* _EXERCISE DIRECTIONS_: Reproduce the listing below in its entirety. Change nothing.

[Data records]
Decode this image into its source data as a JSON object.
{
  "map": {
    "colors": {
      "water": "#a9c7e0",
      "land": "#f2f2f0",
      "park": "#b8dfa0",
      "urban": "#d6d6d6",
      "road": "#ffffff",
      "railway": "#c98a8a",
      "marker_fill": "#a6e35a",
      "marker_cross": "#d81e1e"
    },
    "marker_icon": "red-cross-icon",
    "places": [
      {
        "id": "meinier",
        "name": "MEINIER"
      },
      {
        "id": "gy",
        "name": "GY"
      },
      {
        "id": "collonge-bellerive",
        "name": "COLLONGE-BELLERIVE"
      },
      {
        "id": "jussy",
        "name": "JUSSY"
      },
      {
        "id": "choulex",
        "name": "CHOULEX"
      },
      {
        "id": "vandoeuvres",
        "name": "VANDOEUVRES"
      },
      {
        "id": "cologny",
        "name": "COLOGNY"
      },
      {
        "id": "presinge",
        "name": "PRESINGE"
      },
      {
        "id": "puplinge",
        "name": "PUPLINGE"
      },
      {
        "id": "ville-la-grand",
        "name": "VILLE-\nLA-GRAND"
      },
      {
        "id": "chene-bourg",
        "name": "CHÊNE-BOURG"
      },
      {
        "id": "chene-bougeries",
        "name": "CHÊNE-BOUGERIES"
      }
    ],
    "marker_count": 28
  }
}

* _ANSWER FOR THIS EXERCISE_:
Decode this image into its source data as a JSON object.
{
  "map": {
    "colors": {
      "water": "#a9c7e0",
      "land": "#f2f2f0",
      "park": "#b8dfa0",
      "urban": "#d6d6d6",
      "road": "#ffffff",
      "railway": "#c98a8a",
      "marker_fill": "#a6e35a",
      "marker_cross": "#d81e1e"
    },
    "marker_icon": "red-cross-icon",
    "places": [
      {
        "id": "meinier",
        "name": "MEINIER"
      },
      {
        "id": "gy",
        "name": "GY"
      },
      {
        "id": "collonge-bellerive",
        "name": "COLLONGE-BELLERIVE"
      },
      {
        "id": "jussy",
        "name": "JUSSY"
      },
      {
        "id": "choulex",
        "name": "CHOULEX"
      },
      {
        "id": "vandoeuvres",
        "name": "VANDOEUVRES"
      },
      {
        "id": "cologny",
        "name": "COLOGNY"
      },
      {
        "id": "presinge",
        "name": "PRESINGE"
      },
      {
        "id": "puplinge",
        "name": "PUPLINGE"
      },
      {
        "id": "ville-la-grand",
        "name": "VILLE-\nLA-GRAND"
      },
      {
        "id": "chene-bourg",
        "name": "CHÊNE-BOURG"
      },
      {
        "id": "chene-bougeries",
        "name": "CHÊNE-BOUGERIES"
      }
    ],
    "marker_count": 28
  }
}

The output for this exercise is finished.